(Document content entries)
━━━━━━

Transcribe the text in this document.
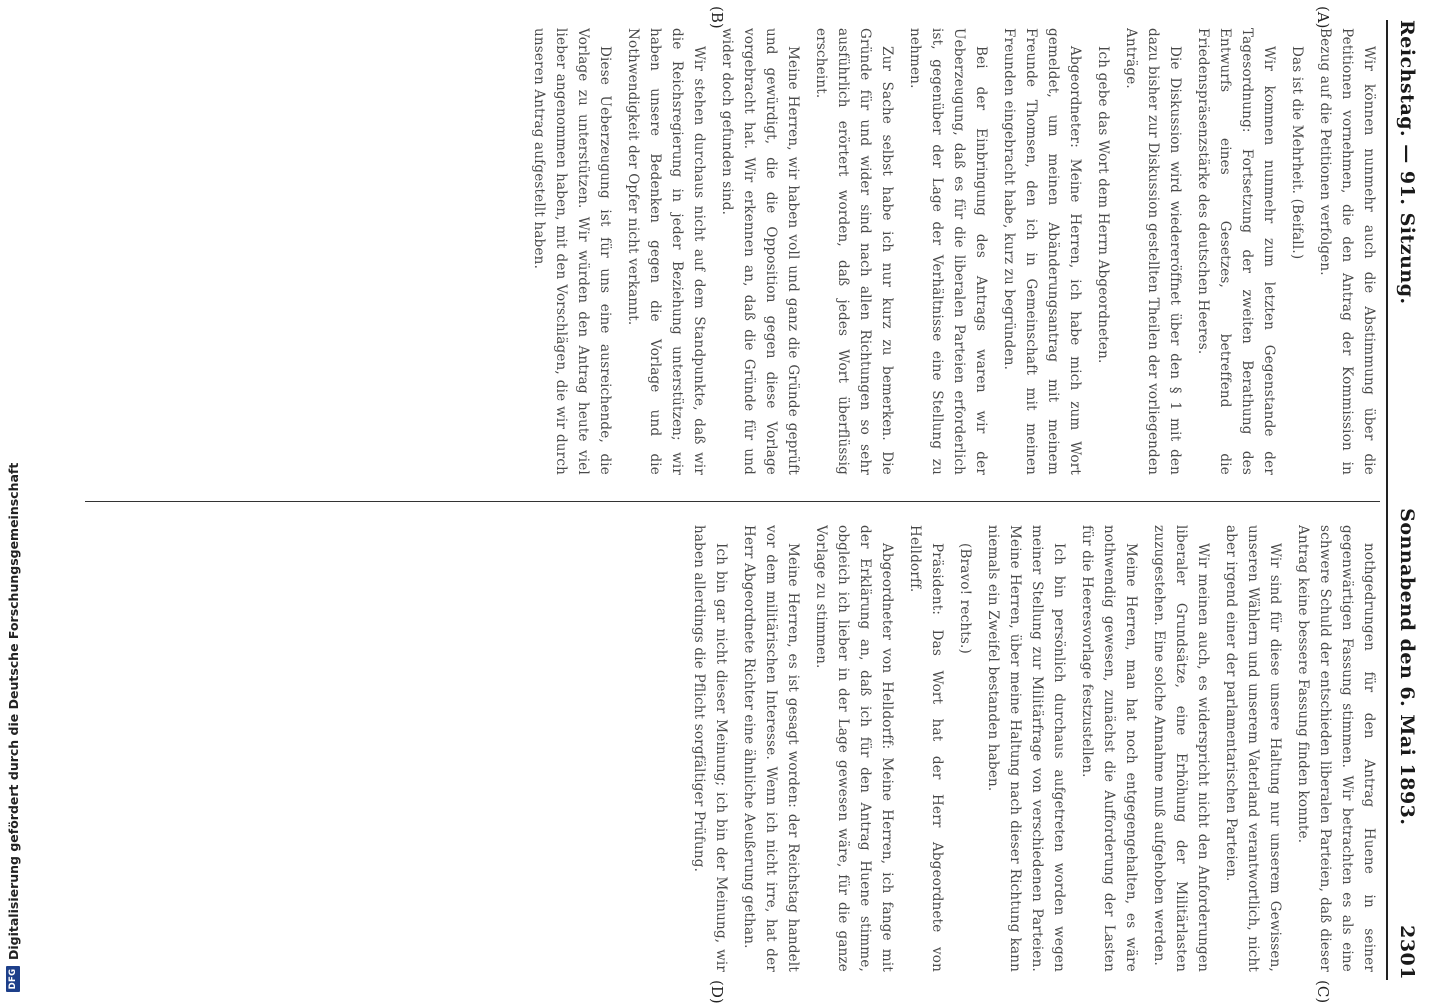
DFG
Digitalisierung gefördert durch die Deutsche Forschungsgemeinschaft
Reichstag. — 91. Sitzung.
Sonnabend den 6. Mai 1893.              2301
(A)
(B)
(C)
(D)

Wir können nunmehr auch die Abstimmung über die Petitionen vornehmen, die den Antrag der Kommission in Bezug auf die Petitionen verfolgen.

Das ist die Mehrheit. (Beifall.)

Wir kommen nunmehr zum letzten Gegenstande der Tagesordnung: Fortsetzung der zweiten Berathung des Entwurfs eines Gesetzes, betreffend die Friedenspräsenzstärke des deutschen Heeres.

Die Diskussion wird wiedereröffnet über den § 1 mit den dazu bisher zur Diskussion gestellten Theilen der vorliegenden Anträge.

Ich gebe das Wort dem Herrn Abgeordneten.

Abgeordneter: Meine Herren, ich habe mich zum Wort gemeldet, um meinen Abänderungsantrag mit meinem Freunde Thomsen, den ich in Gemeinschaft mit meinen Freunden eingebracht habe, kurz zu begründen.

Bei der Einbringung des Antrags waren wir der Ueberzeugung, daß es für die liberalen Parteien erforderlich ist, gegenüber der Lage der Verhältnisse eine Stellung zu nehmen.

Zur Sache selbst habe ich nur kurz zu bemerken. Die Gründe für und wider sind nach allen Richtungen so sehr ausführlich erörtert worden, daß jedes Wort überflüssig erscheint.

Meine Herren, wir haben voll und ganz die Gründe geprüft und gewürdigt, die die Opposition gegen diese Vorlage vorgebracht hat. Wir erkennen an, daß die Gründe für und wider doch gefunden sind.

Wir stehen durchaus nicht auf dem Standpunkte, daß wir die Reichsregierung in jeder Beziehung unterstützen; wir haben unsere Bedenken gegen die Vorlage und die Nothwendigkeit der Opfer nicht verkannt.

Diese Ueberzeugung ist für uns eine ausreichende, die Vorlage zu unterstützen. Wir würden den Antrag heute viel lieber angenommen haben, mit den Vorschlägen, die wir durch unseren Antrag aufgestellt haben.

nothgedrungen für den Antrag Huene in seiner gegenwärtigen Fassung stimmen. Wir betrachten es als eine schwere Schuld der entschieden liberalen Parteien, daß dieser Antrag keine bessere Fassung finden konnte.

Wir sind für diese unsere Haltung nur unserem Gewissen, unseren Wählern und unserem Vaterland verantwortlich, nicht aber irgend einer der parlamentarischen Parteien.

Wir meinen auch, es widerspricht nicht den Anforderungen liberaler Grundsätze, eine Erhöhung der Militärlasten zuzugestehen. Eine solche Annahme muß aufgehoben werden.

Meine Herren, man hat noch entgegengehalten, es wäre nothwendig gewesen, zunächst die Aufforderung der Lasten für die Heeresvorlage festzustellen.

Ich bin persönlich durchaus aufgetreten worden wegen meiner Stellung zur Militärfrage von verschiedenen Parteien. Meine Herren, über meine Haltung nach dieser Richtung kann niemals ein Zweifel bestanden haben.

(Bravo! rechts.)

Präsident: Das Wort hat der Herr Abgeordnete von Helldorff.

Abgeordneter von Helldorff: Meine Herren, ich fange mit der Erklärung an, daß ich für den Antrag Huene stimme, obgleich ich lieber in der Lage gewesen wäre, für die ganze Vorlage zu stimmen.

Meine Herren, es ist gesagt worden: der Reichstag handelt vor dem militärischen Interesse. Wenn ich nicht irre, hat der Herr Abgeordnete Richter eine ähnliche Aeußerung gethan.

Ich bin gar nicht dieser Meinung; ich bin der Meinung, wir haben allerdings die Pflicht sorgfältiger Prüfung.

━━━━━━

**Required action:** Once you find the string "Haltung" in a line of the records, copy that line.

**Reply to the task:**
Wir sind für diese unsere Haltung nur unserem Gewissen, unseren Wählern und unserem Vaterland verantwortlich, nicht aber irgend einer der parlamentarischen Parteien.
Ich bin persönlich durchaus aufgetreten worden wegen meiner Stellung zur Militärfrage von verschiedenen Parteien. Meine Herren, über meine Haltung nach dieser Richtung kann niemals ein Zweifel bestanden haben.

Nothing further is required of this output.